▸ **YOUR TASKS**
1) Say whether each statement agrees with the text on application performance below, answering yes or no and quoting the deciding words: (a) The bounce rate is sometimes called the exit rate. (b) Page speed currently affects the mobile search ranking of every page. (c) Throughput is the delay in sending information from a source to a destination.
2) Carry the text on application performance below forward from its final sentence.

▸ **EXCERPTED TEXT**

Powered by Blogger.

Recent Comments

Archive for December 2021

Introduction

 

The performance of a software application is a non-functional requirement which indicates the responsiveness of the operations that it can perform. From user perspective, the responsiveness of the applications should be high and fast response times are demanded regardless of the location or the device that users are using.

A user's satisfaction with the application is influenced by the speed of the application. For web and mobile applications, the loading time for a page is a major factor in page abandonment. This is evident when we look at things such as a site's bounce and conversion rates.

Bounce rate:

 A bounce occurs when a user has just a single-page session on a site and leaves without visiting any of the other pages. The bounce rate, which is sometimes referred to as the exit rate, is the percentage of users who bounce: As you would expect, as page load times increase, so too does the bounce rate.



Examples of actions that result in a bounce include the user closing the browser window/tab, clicking on a link to visit a different site, clicking the back button to leave the site, navigating to a different site by typing in a new URL or using a voice command, or having a session timeout occur.

Conversion rate:

 The conversion rate is the percentage of site visitors who ultimately take the desired conversion action. The desired conversion action depends on the purpose of the site, but a few examples of common ones include placing an order, registering for membership, downloading a software product, or subscribing to a newsletter.



Page speed affects search rankings:

 Page speed is a consideration in a site's mobile search ranking in Google search results. Currently, this criterion only affects pages with the slowest performance, but it shows the importance Google places on web page performance. 

Terminology:

1.Latency:

 Latency is the amount of time (or delay) it takes to send information from a source to a destination. Factors such as the type of network hardware being utilized, the connection type, the distance that must be traveled, and the amount of congestion on the network all affect latency.

 2.Throughput:

 Throughput is a measure of a number of work items per a particular time unit. In the context of application logic, throughput is how much processing can be done in a given amount of time. An example of throughput in this context would be the number of transactions that can be processed per second.

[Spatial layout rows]
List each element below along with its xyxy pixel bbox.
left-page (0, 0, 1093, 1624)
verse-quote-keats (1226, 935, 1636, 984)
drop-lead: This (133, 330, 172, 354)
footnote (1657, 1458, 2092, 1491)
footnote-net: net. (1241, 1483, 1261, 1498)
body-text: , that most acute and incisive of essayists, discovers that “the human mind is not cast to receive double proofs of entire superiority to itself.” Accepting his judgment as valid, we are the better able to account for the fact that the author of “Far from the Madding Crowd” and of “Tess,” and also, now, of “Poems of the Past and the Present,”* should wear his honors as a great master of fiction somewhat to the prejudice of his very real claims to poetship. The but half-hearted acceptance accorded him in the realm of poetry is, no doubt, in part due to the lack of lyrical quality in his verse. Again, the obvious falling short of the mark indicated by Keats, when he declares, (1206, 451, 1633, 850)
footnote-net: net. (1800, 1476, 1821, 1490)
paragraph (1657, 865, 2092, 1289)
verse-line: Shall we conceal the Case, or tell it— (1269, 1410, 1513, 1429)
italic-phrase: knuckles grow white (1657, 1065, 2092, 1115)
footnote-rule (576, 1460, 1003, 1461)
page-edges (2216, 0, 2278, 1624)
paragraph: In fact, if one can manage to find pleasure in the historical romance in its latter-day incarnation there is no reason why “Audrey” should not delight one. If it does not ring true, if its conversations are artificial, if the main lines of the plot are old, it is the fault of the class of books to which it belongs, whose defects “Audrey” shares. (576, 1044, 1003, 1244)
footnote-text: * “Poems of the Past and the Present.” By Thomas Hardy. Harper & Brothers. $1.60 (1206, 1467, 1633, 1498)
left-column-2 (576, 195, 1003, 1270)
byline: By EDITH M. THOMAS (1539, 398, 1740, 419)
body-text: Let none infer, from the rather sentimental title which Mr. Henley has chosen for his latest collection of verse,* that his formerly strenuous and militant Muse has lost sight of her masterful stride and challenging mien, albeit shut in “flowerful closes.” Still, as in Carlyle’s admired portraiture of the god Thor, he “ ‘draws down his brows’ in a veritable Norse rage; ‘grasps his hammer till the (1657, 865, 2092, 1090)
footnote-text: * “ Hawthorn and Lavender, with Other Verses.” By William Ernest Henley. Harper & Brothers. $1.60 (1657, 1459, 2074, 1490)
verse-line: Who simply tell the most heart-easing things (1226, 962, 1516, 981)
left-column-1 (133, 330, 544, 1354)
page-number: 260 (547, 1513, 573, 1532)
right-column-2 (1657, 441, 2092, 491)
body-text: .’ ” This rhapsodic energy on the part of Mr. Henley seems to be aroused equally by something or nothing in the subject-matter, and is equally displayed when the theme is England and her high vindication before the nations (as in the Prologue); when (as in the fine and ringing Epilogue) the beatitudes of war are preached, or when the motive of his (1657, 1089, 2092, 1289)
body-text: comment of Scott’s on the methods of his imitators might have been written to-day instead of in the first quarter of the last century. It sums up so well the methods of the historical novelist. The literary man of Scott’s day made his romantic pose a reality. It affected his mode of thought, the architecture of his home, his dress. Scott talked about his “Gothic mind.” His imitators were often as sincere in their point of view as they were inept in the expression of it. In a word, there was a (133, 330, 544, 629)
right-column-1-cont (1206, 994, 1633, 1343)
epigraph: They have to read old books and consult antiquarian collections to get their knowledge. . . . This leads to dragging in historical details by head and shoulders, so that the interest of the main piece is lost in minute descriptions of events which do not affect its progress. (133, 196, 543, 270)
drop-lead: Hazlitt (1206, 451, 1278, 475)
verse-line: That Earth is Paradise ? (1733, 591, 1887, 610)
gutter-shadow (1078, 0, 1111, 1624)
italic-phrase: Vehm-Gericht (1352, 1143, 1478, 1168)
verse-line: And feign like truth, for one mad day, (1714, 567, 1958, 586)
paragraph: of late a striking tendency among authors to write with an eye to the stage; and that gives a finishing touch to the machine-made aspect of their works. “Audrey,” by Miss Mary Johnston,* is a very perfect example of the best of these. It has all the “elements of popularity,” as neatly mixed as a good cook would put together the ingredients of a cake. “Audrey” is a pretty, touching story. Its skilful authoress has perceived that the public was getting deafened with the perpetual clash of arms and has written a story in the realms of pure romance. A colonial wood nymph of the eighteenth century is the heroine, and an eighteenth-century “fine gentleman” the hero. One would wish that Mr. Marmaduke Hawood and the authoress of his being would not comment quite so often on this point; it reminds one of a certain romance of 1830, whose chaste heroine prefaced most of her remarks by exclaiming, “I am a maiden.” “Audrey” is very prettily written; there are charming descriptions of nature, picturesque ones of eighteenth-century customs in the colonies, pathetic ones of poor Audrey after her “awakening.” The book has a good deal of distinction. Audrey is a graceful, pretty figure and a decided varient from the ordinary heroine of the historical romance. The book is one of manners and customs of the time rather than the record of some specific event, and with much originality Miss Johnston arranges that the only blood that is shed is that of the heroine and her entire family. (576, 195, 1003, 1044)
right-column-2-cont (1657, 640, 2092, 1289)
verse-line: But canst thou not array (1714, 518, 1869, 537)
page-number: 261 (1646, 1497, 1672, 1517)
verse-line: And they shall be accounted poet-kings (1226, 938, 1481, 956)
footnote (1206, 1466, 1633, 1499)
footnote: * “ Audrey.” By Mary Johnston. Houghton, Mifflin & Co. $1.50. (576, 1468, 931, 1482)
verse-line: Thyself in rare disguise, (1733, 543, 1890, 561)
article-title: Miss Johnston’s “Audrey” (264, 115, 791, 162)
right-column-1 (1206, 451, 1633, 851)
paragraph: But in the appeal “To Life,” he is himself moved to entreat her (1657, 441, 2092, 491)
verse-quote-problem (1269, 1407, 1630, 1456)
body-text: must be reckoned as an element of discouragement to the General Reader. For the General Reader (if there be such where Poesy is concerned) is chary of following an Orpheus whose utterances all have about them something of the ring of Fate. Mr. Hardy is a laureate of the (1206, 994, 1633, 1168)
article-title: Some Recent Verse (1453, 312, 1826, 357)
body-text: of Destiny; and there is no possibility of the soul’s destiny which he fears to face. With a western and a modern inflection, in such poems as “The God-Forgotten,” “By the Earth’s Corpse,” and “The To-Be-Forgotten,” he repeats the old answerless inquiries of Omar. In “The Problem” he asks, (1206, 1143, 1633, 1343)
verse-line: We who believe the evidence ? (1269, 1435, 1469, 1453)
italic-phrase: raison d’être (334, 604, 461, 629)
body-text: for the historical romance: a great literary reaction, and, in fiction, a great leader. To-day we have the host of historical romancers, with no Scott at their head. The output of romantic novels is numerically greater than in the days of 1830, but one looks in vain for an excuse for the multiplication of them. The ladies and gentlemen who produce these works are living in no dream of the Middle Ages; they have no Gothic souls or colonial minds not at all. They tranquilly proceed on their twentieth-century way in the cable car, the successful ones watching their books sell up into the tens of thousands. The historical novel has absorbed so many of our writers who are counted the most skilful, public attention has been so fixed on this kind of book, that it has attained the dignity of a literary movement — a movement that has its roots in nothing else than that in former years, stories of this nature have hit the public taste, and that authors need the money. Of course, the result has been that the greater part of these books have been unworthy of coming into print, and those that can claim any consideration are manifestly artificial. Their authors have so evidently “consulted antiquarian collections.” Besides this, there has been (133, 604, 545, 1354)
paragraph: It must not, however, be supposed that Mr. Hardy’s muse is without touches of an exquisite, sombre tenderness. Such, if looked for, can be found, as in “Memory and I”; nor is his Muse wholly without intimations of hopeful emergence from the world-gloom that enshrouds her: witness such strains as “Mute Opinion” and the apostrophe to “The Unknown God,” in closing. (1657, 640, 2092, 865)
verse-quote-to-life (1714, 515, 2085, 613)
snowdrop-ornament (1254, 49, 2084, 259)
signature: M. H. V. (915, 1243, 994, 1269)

▸ **THE RESPONSES**
1)
(a) Yes: "The bounce rate, which is sometimes referred to as the exit rate"
(b) No: "Currently, this criterion only affects pages with the slowest performance"
(c) No: "Throughput is a measure of a number of work items per a particular time unit."

2)
3.Bandwidth

Bandwidth is the maximum possible throughput for a particular logical or physical communication path. Like throughput, it is typically measured in terms of a bit rate, or the maximum number of bits that could be transferred in a given unit of time.

4.Processing time

Processing time is the length of time that it takes for a software system to process a particular request, without including any time where messages are traveling across the network (latency).

Factors affecting processing time are, how the application code is written, the external software that works in conjunction with the application, and the characteristics of the hardware that is performing the processing.

5.Response time

Response time is the total amount of time between the user making a particular request and the user receiving a response to that request. For a given request, response time is a combination of both the network latency and the processing time.

6.Workload

Workload represents the amount of computational processing a machine has been given to do at a particular time. A workload uses up processor capacity, leaving less of it available for other tasks. Some common types of workload that may be evaluated are CPU, memory, I/O, and database workloads.

7. Utilization

Utilization is the percentage of time that a resource is used when compared with the total time that the resource is available for use. For example, if a CPU is busy processing transactions for 45 seconds out of a one-minute timespan, the utilization for that interval is 75%. Resources such as CPU, memory, and disk should be measured for utilization in order to obtain a complete picture of an application's performance. As utilization approaches the maximum throughput, response times will rise.

 

Systematic approach to Performance Improvements:



An iterative process that consists of the following steps can be used for performance improvement:

  • ·         Profiling the application
  • ·         Analyzing the results
  • ·         Implementing changes
  • ·         Monitoring changes

 

 

Content Delivery Network

 

Content delivery network (CDN)

Problem: On average, 80% of a website consist of static resources therefore accessing this static content from its origin server is time consuming and makes the website slower. This problem aggravates if the visitors of the website are from different geographic locations.

Solution:

CDN is essentially a group of servers that are strategically placed across the globe with the purpose of accelerating the delivery of your static web content.

CDN servers cache static content like images, videos, CSS, JavaScript files, etc. It enables the caching of HTML pages that are based on request path, query strings, cookies, and request headers.

CDN users also benefit from the ability to easily scale up and down much more easily due to traffic spikes.

How it works?

when a user visits a website, a CDN server closest to the user will deliver static content. Intuitively, the further users are from CDN servers, the slower the website loads. For example, if CDN servers are in San Francisco, users in Los Angeles will get content faster than users in Europe

How CDN improves load time?


CDN workflow:


1.       User A tries to get image.png by using an image URL. The URL’s domain is provided by the CDN provider. The following two image URLs are samples used to demonstrate what image URLs look like on Amazon and Akamai CDNs:

         • https://mysite.cloudfront.net/logo.jpg

         • https://mysite.akamai.com/image-manager/img/logo.jpg

2. If the CDN server does not have image.png in the cache, the CDN server requests the file from the origin, which can be a web server or online storage like Amazon S3.

3. The origin returns image.png to the CDN server, which includes optional HTTP header Time-to-Live (TTL) which describes how long the image is cached.

4. The CDN caches the image and returns it to User A. The image remains cached in the CDN until the TTL expires.

5. User B sends a request to get the same image.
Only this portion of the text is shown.